--- Work to do ---
Please work out how many lines in the material contain "past" and give only that figure.

--- Saved data entries ---
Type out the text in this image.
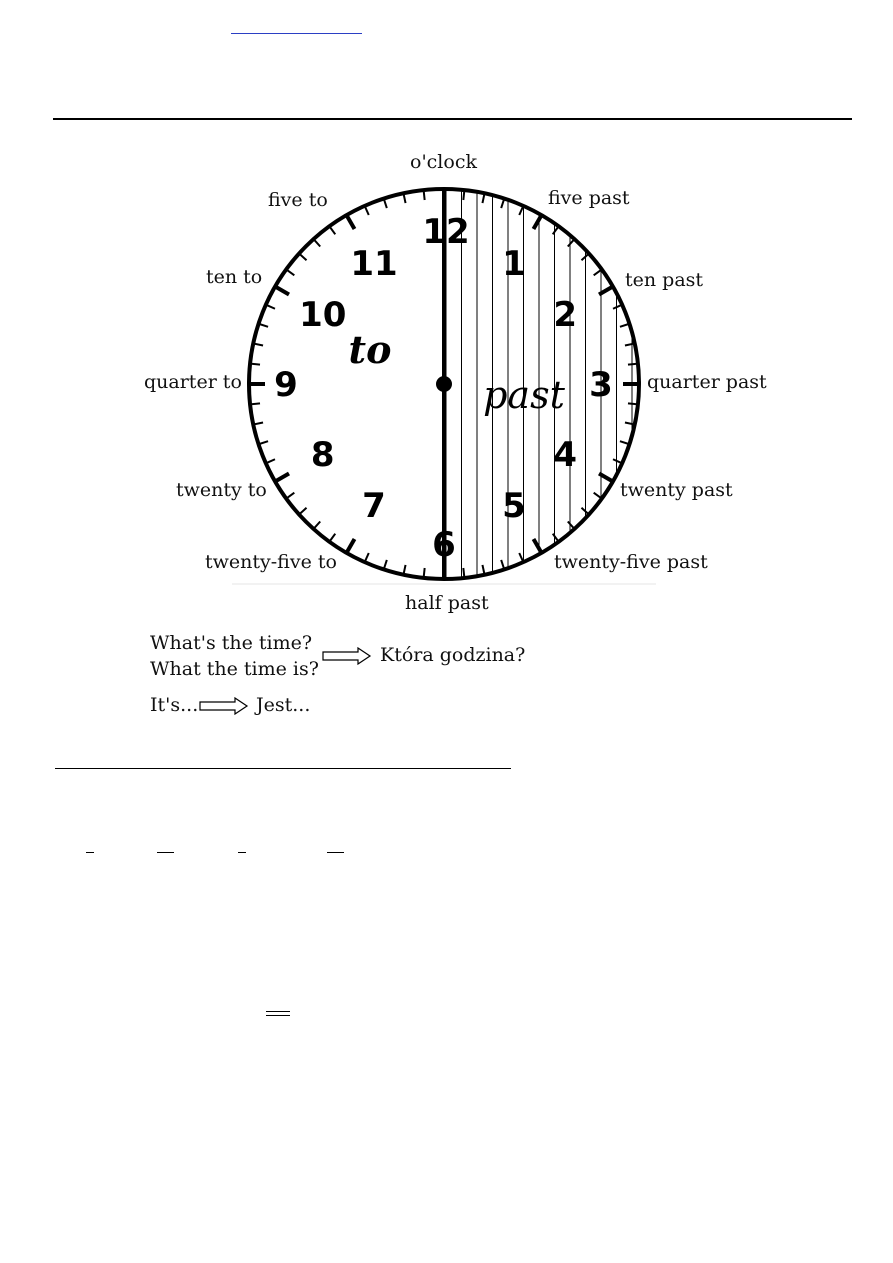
12
1
2
3
4
5
6
7
8
9
10
11
to
past
o'clock
five past
ten past
quarter past
twenty past
twenty-five past
half past
twenty-five to
twenty to
quarter to
ten to
five to
What's the time?
What the time is?
Która godzina?
It's...	Jest...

--- The completed task ---
7